— Begin —

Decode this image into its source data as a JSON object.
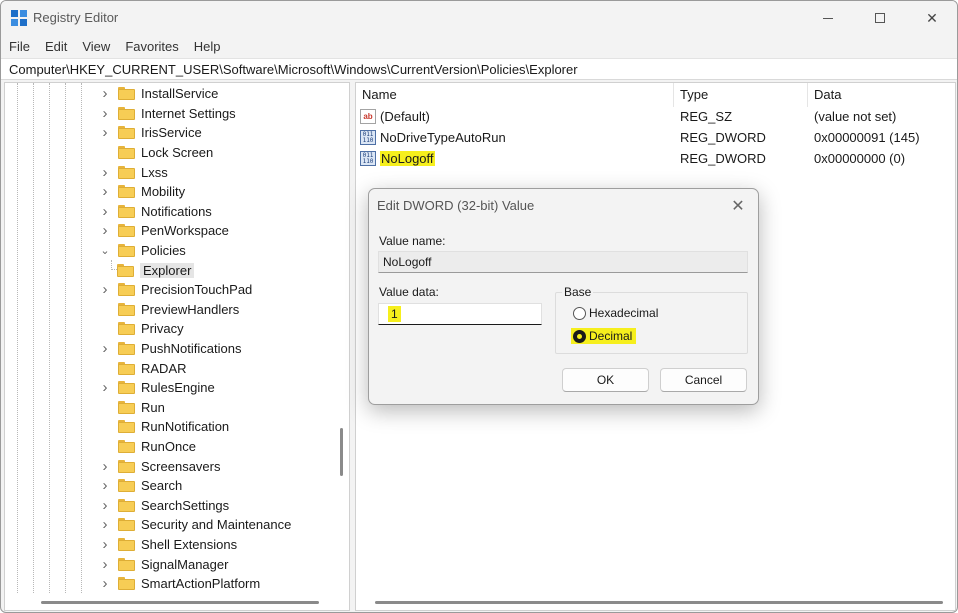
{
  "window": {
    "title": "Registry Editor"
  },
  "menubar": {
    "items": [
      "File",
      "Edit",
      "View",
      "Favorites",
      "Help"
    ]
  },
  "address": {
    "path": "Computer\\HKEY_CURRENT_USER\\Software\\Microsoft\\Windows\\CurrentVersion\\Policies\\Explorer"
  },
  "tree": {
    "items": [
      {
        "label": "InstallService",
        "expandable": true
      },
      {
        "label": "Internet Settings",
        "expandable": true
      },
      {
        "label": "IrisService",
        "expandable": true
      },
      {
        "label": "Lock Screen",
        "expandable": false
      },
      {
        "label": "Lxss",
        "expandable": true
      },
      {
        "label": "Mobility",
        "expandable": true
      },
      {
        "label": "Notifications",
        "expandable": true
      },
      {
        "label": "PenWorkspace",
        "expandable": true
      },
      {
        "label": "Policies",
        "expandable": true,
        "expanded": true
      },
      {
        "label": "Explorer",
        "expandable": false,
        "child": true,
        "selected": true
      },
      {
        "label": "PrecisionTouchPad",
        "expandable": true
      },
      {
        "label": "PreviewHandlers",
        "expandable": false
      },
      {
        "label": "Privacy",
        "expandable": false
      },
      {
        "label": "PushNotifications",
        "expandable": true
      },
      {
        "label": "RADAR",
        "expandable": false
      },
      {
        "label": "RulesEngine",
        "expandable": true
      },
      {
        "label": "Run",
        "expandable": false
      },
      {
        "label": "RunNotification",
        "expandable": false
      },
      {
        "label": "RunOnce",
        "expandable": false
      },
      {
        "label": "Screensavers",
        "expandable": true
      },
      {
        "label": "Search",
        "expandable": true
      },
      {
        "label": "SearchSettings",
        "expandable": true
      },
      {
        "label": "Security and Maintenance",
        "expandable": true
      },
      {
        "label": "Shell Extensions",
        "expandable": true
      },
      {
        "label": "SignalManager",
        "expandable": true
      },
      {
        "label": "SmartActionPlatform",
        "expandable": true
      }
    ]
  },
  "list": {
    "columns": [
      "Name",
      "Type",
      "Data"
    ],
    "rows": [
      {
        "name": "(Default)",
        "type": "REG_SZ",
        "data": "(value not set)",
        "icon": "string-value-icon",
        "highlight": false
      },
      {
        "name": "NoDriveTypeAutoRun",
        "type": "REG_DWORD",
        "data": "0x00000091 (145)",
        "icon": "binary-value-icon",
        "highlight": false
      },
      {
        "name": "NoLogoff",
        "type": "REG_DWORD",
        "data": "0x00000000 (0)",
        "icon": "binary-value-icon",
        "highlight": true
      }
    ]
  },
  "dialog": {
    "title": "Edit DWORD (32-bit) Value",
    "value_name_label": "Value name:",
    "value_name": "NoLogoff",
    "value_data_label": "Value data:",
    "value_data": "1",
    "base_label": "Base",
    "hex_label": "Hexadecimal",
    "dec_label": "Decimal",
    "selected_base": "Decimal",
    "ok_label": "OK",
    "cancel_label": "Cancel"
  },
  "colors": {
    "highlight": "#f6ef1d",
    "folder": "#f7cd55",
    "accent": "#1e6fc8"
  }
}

— End —
— Begin —

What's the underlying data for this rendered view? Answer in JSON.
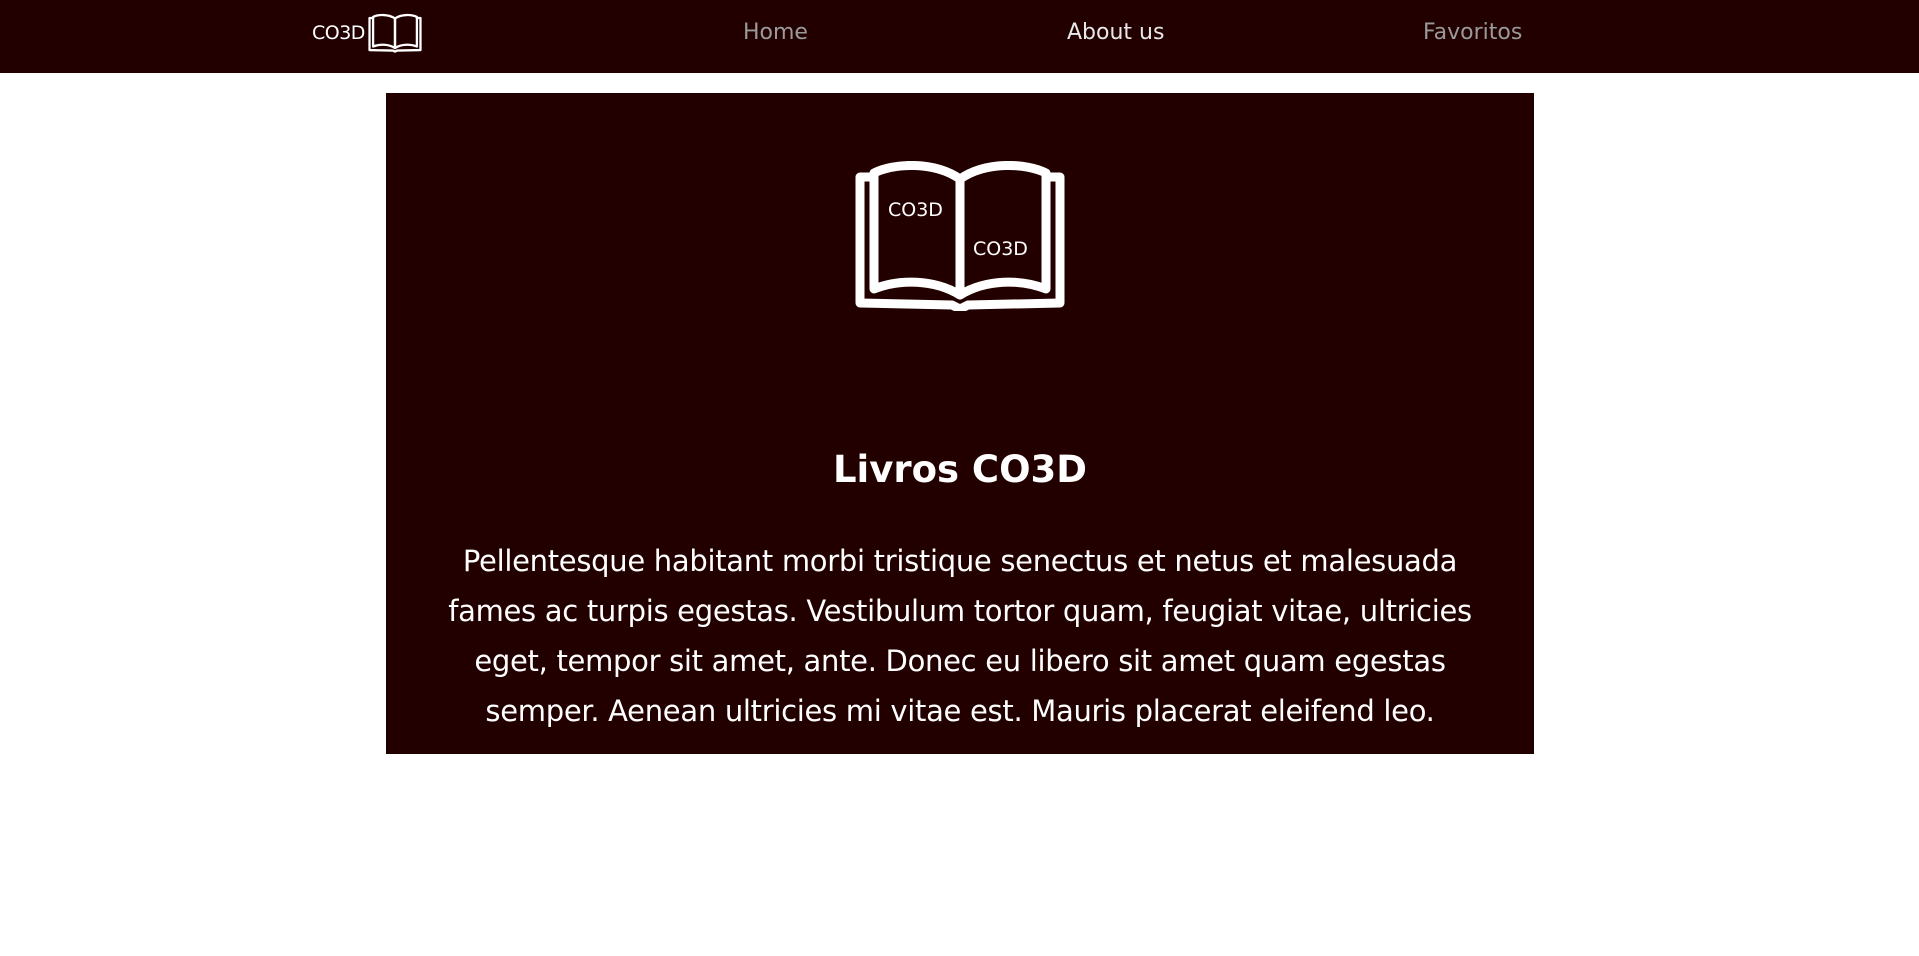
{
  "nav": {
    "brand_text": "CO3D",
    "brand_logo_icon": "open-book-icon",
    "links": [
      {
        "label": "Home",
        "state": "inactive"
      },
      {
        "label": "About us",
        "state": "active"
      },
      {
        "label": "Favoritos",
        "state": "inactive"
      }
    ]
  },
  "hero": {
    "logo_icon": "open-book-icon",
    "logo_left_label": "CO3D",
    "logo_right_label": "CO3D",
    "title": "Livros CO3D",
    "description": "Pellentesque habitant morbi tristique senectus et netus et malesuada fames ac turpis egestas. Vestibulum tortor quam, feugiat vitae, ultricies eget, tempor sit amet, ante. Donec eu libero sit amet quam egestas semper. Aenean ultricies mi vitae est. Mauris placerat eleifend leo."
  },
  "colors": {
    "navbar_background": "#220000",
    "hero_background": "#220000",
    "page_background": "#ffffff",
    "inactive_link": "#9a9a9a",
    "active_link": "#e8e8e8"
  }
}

— End —

# DESCRIPTION OF THE TASK
Look for lines containing the string "JSON" and copy them all.

# ANSWER FOR THE TASK
Decode this image into its source data as a JSON object.
What's the underlying data for this rendered view? Answer in JSON.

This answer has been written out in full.